[begin Extracted records]

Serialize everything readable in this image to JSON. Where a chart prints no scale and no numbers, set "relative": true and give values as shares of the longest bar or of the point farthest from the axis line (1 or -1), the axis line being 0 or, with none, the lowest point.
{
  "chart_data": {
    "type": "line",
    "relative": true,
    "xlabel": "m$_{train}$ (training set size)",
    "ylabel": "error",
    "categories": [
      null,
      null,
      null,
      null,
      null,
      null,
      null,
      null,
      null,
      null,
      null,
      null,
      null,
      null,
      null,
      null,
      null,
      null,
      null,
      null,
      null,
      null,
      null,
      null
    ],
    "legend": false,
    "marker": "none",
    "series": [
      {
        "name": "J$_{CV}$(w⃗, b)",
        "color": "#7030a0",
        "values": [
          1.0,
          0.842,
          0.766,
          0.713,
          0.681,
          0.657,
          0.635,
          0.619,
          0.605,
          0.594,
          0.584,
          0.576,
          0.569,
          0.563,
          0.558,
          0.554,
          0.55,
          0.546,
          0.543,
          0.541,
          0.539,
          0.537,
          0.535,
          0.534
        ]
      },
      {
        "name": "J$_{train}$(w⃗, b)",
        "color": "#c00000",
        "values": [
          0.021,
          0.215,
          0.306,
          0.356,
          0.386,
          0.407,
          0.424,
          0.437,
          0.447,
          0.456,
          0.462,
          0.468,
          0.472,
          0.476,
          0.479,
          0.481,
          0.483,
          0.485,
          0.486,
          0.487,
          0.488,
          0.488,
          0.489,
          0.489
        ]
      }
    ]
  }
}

[end Extracted records]

#### Exercise directions
Quote each line above in full, word for word.

#### Exercise response
Serialize everything readable in this image to JSON. Where a chart prints no scale and no numbers, set "relative": true and give values as shares of the longest bar or of the point farthest from the axis line (1 or -1), the axis line being 0 or, with none, the lowest point.
{
  "chart_data": {
    "type": "line",
    "relative": true,
    "xlabel": "m$_{train}$ (training set size)",
    "ylabel": "error",
    "categories": [
      null,
      null,
      null,
      null,
      null,
      null,
      null,
      null,
      null,
      null,
      null,
      null,
      null,
      null,
      null,
      null,
      null,
      null,
      null,
      null,
      null,
      null,
      null,
      null
    ],
    "legend": false,
    "marker": "none",
    "series": [
      {
        "name": "J$_{CV}$(w⃗, b)",
        "color": "#7030a0",
        "values": [
          1.0,
          0.842,
          0.766,
          0.713,
          0.681,
          0.657,
          0.635,
          0.619,
          0.605,
          0.594,
          0.584,
          0.576,
          0.569,
          0.563,
          0.558,
          0.554,
          0.55,
          0.546,
          0.543,
          0.541,
          0.539,
          0.537,
          0.535,
          0.534
        ]
      },
      {
        "name": "J$_{train}$(w⃗, b)",
        "color": "#c00000",
        "values": [
          0.021,
          0.215,
          0.306,
          0.356,
          0.386,
          0.407,
          0.424,
          0.437,
          0.447,
          0.456,
          0.462,
          0.468,
          0.472,
          0.476,
          0.479,
          0.481,
          0.483,
          0.485,
          0.486,
          0.487,
          0.488,
          0.488,
          0.489,
          0.489
        ]
      }
    ]
  }
}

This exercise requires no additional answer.